## Set task
State how many lines include "проката", giving the number by itself.
++++++++
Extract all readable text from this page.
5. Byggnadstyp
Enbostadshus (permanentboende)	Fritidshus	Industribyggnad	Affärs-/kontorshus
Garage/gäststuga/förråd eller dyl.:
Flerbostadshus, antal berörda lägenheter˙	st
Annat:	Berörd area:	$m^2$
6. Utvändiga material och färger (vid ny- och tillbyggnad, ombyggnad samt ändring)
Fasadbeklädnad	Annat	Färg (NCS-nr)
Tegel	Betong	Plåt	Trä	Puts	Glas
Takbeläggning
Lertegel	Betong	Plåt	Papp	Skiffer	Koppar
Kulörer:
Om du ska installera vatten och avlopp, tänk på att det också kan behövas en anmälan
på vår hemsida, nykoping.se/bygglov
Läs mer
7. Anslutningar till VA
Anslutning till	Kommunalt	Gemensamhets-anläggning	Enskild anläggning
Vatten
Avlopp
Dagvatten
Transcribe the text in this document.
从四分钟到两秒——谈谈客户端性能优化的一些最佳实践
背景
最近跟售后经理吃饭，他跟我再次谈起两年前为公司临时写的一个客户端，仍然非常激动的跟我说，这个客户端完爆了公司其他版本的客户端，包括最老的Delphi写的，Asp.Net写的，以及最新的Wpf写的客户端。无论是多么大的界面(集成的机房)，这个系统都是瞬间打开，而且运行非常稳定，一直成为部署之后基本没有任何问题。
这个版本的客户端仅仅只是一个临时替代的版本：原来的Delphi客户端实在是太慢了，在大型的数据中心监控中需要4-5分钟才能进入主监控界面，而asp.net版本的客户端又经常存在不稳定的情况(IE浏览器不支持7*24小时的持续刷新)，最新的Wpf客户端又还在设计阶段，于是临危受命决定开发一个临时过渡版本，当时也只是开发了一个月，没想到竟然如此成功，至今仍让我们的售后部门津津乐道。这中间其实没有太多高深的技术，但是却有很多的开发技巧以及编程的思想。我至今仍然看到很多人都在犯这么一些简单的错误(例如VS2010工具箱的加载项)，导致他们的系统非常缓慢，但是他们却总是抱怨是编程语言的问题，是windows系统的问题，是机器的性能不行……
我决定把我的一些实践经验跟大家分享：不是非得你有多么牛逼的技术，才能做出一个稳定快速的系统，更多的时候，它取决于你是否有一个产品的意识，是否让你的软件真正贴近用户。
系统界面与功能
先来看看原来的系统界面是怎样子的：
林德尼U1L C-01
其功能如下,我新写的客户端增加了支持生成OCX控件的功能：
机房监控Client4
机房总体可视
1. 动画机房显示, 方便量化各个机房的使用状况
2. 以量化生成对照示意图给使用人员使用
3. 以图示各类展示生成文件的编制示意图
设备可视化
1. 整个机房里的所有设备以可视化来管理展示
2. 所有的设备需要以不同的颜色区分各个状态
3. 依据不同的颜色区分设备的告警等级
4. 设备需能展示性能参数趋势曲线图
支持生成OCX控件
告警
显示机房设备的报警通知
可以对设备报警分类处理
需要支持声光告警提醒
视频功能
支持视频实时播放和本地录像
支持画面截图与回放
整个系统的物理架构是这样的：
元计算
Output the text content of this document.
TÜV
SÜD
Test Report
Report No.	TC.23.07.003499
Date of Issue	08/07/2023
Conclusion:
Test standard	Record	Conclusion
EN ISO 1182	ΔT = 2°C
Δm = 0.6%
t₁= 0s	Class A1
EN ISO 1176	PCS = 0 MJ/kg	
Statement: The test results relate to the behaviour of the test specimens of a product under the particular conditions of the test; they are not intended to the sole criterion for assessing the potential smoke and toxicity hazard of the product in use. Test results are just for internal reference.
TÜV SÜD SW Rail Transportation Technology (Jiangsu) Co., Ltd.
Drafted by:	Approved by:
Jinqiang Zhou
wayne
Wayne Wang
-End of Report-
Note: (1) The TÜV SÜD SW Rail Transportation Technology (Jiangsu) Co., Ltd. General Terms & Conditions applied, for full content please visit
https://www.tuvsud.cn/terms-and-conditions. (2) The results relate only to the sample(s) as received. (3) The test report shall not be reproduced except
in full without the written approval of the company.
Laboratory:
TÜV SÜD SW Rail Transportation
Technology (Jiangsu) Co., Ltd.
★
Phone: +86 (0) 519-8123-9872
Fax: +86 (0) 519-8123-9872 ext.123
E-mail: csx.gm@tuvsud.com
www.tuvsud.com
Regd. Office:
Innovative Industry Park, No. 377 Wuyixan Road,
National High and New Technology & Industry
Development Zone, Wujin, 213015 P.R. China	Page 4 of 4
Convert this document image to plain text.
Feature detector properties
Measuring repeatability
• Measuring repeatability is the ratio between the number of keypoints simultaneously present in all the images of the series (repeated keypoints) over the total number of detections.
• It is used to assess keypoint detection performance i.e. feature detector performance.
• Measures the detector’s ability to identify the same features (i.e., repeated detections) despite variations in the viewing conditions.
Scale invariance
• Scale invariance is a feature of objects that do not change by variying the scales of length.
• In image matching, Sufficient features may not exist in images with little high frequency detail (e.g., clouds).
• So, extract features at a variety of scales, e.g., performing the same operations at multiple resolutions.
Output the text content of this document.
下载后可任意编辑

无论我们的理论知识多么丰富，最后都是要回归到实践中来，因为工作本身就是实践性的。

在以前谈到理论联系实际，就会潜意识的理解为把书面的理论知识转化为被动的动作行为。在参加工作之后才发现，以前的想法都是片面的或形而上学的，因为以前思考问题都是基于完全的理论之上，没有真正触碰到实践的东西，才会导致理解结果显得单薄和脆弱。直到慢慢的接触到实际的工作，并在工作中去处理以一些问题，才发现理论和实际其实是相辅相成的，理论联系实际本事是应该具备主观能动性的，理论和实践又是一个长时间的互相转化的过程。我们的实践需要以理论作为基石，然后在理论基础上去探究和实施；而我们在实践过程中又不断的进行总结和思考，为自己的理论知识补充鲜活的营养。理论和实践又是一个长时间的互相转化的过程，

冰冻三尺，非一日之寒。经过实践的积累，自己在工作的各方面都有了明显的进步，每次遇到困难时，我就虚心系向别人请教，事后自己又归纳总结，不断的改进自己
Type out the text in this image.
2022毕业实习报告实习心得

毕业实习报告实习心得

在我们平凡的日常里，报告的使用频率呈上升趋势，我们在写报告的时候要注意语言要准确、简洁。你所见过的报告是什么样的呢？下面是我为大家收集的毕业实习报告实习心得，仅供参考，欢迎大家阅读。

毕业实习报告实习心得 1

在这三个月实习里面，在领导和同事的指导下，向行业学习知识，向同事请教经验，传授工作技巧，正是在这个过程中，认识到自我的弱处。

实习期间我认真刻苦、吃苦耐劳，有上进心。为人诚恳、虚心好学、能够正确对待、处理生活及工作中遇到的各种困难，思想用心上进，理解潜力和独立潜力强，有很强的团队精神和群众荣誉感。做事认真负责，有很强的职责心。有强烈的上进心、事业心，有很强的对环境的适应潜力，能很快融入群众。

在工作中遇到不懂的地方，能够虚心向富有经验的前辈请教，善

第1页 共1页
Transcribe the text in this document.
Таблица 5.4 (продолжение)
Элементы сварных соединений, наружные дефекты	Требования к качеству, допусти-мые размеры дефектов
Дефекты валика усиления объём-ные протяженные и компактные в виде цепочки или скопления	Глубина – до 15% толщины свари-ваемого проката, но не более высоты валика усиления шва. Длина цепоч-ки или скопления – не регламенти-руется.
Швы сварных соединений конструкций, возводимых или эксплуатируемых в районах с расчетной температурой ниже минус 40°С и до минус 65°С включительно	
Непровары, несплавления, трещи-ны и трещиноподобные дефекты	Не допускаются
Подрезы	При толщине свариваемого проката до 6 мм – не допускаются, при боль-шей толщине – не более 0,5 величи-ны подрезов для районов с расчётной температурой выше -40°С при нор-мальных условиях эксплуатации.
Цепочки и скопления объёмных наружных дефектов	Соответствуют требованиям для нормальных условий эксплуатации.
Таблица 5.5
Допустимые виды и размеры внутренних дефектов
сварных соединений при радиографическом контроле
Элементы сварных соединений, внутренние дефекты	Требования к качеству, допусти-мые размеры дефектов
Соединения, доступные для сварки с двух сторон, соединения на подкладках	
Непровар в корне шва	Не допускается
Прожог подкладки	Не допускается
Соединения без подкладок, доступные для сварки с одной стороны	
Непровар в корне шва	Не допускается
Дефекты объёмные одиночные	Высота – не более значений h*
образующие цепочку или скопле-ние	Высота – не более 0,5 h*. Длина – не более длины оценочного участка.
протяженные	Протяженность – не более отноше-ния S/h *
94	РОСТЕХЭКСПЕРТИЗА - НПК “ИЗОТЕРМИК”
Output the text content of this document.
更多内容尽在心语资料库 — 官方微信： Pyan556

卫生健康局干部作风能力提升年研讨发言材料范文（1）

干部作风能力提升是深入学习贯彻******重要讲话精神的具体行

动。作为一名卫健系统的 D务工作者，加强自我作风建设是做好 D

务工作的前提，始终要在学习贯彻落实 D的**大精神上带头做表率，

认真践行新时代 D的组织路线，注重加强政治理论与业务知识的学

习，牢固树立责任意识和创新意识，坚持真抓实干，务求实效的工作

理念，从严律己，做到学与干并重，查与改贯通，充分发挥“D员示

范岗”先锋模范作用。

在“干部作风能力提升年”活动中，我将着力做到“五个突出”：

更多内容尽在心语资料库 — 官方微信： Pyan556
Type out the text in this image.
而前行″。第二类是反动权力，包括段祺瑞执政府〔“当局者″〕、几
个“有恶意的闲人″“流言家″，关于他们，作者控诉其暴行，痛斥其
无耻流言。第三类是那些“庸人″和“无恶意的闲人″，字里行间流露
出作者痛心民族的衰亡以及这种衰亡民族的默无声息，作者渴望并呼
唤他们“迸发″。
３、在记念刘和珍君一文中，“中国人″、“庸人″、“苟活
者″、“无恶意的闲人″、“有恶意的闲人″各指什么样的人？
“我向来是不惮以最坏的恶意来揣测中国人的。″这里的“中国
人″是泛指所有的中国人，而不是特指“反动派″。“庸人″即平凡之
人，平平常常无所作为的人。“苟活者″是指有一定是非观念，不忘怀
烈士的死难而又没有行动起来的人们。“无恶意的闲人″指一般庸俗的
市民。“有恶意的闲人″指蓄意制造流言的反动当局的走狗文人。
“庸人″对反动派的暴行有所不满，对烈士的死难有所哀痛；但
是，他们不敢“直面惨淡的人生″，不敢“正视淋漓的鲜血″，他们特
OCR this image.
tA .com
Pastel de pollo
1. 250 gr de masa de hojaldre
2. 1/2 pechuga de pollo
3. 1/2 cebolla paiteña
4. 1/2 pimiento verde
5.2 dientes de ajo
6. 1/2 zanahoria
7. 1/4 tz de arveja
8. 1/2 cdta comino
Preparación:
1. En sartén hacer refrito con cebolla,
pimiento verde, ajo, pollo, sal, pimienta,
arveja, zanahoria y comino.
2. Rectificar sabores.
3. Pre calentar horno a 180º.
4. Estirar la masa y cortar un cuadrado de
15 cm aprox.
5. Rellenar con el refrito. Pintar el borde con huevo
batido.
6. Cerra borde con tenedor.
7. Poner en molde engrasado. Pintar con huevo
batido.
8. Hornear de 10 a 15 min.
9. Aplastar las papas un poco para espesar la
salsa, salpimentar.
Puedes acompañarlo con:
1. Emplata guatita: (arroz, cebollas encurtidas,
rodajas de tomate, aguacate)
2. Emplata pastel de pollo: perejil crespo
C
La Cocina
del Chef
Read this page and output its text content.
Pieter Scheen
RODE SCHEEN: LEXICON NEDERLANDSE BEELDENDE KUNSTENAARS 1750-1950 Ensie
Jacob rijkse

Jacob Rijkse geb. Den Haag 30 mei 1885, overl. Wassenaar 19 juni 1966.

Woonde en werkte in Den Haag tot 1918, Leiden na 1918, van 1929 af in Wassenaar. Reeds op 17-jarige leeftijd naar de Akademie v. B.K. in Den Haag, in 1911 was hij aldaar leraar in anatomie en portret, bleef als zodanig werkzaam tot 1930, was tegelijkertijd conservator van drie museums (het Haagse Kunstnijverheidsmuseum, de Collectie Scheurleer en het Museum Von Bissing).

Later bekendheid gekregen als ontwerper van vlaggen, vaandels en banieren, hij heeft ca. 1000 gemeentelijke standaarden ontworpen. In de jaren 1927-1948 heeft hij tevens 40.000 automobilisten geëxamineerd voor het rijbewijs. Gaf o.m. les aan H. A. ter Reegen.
++++++++
## Solution
2